#### Brief
State how many lines contain the string "nanxiety", and write nothing else.

Records from a data source:

▼▼▼

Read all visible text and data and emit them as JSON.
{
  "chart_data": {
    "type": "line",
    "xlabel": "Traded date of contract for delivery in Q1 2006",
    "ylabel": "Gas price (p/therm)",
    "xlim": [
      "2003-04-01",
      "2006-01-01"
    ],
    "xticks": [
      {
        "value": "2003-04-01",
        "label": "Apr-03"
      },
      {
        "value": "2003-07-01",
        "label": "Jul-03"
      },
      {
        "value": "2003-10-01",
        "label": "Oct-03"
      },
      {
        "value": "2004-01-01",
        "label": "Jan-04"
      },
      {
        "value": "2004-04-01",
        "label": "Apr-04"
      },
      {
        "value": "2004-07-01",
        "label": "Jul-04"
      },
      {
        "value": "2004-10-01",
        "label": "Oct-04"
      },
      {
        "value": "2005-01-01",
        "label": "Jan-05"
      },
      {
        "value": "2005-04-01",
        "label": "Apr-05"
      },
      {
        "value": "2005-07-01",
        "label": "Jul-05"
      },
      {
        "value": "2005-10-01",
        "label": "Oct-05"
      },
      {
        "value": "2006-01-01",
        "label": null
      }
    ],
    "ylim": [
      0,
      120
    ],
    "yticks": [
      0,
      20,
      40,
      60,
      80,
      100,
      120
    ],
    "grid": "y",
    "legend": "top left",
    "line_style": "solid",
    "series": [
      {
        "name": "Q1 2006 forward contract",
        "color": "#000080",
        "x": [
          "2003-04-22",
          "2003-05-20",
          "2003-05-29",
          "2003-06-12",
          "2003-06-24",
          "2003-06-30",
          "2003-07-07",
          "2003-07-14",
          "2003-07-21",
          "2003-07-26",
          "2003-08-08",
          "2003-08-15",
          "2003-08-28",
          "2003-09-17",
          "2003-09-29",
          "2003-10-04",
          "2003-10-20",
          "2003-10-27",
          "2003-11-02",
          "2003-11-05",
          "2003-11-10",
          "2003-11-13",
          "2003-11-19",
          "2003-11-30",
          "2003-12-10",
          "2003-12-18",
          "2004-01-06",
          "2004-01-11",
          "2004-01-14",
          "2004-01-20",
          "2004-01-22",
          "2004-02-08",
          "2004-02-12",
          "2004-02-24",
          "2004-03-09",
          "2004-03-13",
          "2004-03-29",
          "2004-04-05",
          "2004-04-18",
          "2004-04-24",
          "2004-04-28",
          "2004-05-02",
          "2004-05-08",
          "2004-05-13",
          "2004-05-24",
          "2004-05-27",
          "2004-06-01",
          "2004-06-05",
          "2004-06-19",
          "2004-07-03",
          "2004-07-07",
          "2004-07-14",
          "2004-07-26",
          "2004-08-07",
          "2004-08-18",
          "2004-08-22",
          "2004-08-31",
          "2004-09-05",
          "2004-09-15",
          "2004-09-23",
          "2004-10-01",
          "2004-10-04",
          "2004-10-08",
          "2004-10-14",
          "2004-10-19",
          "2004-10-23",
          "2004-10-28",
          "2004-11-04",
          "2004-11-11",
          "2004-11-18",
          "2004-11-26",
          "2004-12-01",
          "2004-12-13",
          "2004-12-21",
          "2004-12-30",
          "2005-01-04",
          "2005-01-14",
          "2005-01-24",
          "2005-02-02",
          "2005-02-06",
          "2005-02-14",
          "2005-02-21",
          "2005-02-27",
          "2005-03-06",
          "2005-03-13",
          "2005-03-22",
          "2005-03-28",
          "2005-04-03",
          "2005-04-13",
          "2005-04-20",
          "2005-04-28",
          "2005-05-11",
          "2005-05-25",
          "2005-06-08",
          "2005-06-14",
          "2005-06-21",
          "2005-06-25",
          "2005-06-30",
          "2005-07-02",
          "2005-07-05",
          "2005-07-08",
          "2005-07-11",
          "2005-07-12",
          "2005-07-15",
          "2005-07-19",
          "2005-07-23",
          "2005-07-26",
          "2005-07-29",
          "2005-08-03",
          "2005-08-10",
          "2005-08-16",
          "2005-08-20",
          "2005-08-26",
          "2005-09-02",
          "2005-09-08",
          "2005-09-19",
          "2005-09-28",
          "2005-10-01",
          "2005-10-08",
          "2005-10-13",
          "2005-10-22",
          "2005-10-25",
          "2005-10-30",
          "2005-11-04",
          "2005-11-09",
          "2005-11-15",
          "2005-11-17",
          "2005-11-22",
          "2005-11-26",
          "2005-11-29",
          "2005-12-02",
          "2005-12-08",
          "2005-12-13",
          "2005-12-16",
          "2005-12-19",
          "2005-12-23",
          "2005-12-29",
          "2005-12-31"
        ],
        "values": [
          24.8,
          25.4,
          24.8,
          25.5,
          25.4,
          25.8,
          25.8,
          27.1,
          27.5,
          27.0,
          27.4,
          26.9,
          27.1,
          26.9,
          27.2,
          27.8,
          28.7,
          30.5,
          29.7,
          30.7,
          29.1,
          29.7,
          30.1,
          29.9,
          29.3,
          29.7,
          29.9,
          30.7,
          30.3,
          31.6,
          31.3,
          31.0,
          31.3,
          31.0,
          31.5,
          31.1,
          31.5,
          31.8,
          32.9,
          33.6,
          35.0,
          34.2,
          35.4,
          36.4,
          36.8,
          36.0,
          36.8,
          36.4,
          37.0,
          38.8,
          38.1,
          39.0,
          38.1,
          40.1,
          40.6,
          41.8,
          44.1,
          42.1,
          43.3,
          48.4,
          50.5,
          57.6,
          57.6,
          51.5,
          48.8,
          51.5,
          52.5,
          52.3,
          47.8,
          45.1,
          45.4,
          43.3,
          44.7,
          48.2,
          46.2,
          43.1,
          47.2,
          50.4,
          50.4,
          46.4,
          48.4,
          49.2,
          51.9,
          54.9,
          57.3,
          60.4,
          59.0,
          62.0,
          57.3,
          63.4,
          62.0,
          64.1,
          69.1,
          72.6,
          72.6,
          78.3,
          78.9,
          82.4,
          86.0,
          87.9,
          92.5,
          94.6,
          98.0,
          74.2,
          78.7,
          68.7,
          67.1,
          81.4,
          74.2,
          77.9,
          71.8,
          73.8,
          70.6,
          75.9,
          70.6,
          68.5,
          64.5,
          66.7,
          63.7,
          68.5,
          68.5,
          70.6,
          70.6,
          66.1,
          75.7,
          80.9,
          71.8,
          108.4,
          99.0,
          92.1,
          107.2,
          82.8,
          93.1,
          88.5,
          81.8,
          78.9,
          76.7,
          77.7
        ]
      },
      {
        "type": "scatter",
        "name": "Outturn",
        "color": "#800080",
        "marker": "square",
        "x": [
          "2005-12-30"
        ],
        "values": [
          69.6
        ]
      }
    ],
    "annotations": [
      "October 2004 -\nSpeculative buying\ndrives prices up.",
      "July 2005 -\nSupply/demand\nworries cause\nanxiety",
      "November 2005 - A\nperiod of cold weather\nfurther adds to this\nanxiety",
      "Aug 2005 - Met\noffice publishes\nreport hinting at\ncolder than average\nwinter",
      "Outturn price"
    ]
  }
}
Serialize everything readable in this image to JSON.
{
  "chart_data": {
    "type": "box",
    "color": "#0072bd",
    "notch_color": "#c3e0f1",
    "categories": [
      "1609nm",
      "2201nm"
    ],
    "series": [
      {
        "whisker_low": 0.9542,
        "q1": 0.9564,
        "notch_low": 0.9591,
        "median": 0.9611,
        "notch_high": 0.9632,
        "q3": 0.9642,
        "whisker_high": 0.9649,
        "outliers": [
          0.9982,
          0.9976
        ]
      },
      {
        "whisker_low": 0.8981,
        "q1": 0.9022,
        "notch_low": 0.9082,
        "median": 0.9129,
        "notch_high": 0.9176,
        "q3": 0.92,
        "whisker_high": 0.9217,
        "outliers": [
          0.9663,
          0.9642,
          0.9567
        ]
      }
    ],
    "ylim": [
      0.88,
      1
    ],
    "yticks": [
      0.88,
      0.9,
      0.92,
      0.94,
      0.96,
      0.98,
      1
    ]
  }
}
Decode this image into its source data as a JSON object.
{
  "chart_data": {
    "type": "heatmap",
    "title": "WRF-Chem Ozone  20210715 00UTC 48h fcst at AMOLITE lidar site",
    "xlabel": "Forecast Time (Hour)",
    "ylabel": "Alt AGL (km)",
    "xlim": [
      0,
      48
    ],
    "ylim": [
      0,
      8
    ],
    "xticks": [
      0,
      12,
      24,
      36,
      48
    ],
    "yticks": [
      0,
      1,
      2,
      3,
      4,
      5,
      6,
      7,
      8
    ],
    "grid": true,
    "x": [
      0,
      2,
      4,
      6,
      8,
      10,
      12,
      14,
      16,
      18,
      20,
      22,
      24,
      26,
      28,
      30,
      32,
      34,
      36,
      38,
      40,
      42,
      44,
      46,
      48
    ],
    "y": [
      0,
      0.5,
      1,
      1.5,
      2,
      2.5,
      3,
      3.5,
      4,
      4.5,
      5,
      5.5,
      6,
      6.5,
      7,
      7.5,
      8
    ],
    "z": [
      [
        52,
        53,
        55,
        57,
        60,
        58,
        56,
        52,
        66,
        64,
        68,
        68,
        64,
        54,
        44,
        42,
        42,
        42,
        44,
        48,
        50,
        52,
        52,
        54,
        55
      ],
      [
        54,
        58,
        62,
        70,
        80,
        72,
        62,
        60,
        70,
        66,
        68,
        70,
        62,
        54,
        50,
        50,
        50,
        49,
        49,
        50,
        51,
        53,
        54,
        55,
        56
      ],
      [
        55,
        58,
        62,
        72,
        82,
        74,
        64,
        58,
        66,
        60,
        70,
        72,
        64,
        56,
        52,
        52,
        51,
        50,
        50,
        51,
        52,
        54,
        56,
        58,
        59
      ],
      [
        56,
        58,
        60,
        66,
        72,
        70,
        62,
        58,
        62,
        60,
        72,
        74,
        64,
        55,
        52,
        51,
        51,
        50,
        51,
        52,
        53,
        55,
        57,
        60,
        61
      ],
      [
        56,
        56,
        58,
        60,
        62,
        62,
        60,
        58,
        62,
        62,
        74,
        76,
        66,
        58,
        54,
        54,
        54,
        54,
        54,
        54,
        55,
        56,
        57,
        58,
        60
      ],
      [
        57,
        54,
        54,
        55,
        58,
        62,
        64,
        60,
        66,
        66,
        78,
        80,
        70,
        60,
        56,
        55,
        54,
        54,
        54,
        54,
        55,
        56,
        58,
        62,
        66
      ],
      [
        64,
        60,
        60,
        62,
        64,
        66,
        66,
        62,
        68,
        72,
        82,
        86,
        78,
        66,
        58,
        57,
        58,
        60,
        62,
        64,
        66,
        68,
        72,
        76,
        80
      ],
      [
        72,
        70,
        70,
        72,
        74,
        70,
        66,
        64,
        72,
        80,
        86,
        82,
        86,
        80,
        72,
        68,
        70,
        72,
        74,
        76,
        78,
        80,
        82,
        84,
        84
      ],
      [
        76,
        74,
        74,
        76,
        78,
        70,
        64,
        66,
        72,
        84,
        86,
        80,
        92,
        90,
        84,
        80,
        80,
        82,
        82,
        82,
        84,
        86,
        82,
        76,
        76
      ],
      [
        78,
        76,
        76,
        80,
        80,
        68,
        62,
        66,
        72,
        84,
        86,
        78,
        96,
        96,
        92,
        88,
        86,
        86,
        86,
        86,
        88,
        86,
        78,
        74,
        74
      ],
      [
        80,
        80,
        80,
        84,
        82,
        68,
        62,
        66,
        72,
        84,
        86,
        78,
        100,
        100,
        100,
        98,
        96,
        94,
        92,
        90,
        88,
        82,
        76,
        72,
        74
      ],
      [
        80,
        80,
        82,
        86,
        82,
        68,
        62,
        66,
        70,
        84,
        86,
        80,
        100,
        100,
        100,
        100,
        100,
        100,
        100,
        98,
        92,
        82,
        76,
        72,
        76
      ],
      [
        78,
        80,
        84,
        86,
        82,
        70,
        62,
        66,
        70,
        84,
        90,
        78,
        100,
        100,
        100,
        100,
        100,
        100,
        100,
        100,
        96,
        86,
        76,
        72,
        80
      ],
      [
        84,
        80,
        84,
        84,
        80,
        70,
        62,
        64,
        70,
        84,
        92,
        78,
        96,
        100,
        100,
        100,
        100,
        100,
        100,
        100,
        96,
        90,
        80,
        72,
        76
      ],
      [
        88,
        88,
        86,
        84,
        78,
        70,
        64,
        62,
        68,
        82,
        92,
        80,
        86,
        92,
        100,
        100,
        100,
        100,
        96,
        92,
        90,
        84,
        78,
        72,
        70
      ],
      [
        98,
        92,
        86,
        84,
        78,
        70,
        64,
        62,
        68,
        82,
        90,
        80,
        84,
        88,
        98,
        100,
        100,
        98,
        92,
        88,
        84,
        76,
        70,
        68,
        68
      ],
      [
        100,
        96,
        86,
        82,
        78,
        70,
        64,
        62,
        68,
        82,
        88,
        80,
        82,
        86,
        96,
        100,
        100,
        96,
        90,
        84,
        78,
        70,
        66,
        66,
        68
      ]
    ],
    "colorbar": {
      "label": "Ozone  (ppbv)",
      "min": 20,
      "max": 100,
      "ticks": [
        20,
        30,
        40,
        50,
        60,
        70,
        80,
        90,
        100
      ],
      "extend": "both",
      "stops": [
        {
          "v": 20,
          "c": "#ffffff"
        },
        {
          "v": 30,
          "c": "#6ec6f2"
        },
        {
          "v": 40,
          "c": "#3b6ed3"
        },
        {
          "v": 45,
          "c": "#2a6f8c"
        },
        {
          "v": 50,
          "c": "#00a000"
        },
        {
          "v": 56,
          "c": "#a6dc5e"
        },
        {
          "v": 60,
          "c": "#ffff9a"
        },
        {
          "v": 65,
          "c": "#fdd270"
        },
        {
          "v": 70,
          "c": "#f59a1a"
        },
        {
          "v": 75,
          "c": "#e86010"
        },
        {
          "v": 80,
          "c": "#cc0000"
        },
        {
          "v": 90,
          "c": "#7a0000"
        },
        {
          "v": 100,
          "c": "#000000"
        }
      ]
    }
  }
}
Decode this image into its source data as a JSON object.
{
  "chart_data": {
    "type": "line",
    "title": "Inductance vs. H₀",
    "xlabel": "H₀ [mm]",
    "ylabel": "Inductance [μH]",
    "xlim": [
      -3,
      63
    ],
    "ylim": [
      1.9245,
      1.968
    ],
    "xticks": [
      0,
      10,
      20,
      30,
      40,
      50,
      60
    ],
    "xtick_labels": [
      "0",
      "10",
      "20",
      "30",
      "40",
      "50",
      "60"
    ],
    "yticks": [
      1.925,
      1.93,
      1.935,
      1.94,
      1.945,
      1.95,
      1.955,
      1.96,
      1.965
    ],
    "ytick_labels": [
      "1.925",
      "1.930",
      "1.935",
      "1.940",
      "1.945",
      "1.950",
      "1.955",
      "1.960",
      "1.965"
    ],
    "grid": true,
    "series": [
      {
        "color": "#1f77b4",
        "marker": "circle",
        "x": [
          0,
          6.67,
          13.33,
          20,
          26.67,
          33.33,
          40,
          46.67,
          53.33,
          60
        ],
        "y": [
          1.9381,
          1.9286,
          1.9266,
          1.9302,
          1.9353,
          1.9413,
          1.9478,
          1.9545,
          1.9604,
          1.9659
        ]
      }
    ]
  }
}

▲▲▲

#### Task output
2